---------- MATERIAL FOR THIS EXERCISE
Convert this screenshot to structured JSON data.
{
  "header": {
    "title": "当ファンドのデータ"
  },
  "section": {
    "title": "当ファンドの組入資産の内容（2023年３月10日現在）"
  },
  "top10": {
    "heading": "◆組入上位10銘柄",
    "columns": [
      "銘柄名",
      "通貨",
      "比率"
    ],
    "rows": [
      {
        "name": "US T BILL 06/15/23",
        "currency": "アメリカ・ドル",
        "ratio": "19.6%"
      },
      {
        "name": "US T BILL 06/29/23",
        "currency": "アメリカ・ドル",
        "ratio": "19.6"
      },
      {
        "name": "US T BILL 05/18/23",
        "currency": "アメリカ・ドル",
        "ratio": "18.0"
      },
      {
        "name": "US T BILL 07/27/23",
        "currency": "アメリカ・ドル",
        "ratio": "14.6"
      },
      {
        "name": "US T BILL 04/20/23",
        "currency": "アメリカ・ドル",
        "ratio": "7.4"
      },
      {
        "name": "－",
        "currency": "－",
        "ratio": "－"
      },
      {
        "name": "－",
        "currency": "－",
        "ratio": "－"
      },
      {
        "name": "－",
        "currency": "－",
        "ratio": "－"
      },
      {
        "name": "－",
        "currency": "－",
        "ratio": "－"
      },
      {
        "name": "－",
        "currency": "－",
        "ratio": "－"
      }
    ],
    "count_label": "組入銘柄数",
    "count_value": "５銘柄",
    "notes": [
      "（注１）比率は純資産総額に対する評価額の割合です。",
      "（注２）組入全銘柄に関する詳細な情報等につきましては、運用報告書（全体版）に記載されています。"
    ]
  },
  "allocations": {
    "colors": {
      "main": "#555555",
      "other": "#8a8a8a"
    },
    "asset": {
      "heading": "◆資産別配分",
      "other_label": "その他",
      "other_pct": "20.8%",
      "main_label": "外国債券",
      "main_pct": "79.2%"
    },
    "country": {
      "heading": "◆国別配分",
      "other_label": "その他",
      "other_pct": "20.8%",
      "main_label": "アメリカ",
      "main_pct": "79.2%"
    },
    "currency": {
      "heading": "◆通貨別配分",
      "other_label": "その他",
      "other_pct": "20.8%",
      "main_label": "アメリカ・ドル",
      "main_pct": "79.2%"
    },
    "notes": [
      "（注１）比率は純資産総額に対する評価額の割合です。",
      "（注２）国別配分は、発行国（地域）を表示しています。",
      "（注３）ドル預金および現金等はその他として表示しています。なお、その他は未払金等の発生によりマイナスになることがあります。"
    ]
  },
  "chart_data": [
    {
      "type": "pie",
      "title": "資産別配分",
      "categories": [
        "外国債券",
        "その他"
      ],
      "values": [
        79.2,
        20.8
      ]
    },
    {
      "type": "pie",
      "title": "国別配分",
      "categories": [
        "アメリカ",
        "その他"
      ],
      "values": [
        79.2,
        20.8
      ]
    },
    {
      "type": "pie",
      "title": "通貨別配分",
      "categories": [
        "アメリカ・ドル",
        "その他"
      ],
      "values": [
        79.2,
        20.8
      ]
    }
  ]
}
--------------------
*WHAT THE EXERCISE ASKS:* Out of the material above, select every line that holds the string "heading".

*RESULT:*
    "heading": "◆組入上位10銘柄",
      "heading": "◆資産別配分",
      "heading": "◆国別配分",
      "heading": "◆通貨別配分",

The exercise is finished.